>>>>>

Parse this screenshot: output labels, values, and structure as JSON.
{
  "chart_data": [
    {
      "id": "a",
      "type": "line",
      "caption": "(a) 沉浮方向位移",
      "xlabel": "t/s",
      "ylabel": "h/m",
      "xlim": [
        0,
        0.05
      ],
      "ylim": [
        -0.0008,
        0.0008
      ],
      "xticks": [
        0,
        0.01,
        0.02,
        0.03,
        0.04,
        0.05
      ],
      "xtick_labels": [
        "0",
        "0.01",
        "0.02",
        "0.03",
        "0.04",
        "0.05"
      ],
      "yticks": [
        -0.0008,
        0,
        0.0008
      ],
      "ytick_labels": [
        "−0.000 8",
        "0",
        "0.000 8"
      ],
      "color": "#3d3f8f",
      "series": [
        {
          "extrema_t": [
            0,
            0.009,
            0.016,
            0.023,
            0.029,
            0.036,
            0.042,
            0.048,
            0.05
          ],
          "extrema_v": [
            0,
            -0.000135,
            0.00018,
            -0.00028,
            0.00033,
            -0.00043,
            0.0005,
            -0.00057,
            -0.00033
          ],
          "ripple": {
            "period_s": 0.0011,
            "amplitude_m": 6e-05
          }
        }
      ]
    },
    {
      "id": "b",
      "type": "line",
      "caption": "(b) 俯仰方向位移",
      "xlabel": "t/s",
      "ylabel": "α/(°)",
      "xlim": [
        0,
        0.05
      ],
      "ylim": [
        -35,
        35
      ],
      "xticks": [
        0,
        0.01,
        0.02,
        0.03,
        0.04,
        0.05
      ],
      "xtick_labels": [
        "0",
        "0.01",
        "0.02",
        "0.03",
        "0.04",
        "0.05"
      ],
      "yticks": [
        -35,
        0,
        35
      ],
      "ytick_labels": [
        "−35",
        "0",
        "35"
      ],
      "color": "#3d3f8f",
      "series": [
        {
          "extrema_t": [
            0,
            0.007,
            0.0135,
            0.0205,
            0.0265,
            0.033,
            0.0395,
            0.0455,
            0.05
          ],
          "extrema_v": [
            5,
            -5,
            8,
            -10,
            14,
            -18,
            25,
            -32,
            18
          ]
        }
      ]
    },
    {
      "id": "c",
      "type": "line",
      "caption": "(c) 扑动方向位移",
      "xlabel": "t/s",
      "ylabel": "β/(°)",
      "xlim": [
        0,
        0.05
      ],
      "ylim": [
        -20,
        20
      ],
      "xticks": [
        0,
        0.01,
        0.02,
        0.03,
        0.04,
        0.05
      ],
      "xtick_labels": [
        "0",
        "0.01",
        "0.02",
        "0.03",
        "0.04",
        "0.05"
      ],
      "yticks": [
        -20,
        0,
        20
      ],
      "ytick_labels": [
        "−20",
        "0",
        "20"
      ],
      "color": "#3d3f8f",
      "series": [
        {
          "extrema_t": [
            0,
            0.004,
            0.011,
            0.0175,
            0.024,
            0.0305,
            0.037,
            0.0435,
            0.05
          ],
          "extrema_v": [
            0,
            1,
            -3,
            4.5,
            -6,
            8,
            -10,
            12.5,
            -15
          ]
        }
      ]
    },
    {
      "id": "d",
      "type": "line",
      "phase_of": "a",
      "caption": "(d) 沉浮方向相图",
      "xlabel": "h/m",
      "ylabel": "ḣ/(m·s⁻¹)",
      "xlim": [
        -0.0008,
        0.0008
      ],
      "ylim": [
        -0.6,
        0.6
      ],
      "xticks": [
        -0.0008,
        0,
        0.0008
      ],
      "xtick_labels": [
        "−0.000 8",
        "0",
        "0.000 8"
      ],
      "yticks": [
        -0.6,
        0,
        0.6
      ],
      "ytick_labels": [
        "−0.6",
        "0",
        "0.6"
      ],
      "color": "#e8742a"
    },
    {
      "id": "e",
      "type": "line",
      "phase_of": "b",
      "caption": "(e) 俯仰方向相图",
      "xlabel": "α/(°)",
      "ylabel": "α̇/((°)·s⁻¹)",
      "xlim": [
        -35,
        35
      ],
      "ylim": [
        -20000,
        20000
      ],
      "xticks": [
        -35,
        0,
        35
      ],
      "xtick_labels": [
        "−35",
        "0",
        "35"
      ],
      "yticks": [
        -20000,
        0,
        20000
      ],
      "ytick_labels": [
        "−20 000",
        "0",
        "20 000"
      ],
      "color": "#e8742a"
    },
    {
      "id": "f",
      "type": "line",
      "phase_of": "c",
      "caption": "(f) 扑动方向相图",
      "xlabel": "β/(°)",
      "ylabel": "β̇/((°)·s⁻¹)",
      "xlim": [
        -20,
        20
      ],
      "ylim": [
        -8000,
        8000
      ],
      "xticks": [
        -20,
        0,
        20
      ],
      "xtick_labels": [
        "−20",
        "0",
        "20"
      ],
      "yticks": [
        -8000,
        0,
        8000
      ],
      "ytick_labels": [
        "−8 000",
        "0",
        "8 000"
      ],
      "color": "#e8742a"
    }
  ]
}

<<<<<

Exercise – Extract all lines of the records above that include "ylabel".

In response –
      "ylabel": "h/m",
      "ylabel": "α/(°)",
      "ylabel": "β/(°)",
      "ylabel": "ḣ/(m·s⁻¹)",
      "ylabel": "α̇/((°)·s⁻¹)",
      "ylabel": "β̇/((°)·s⁻¹)",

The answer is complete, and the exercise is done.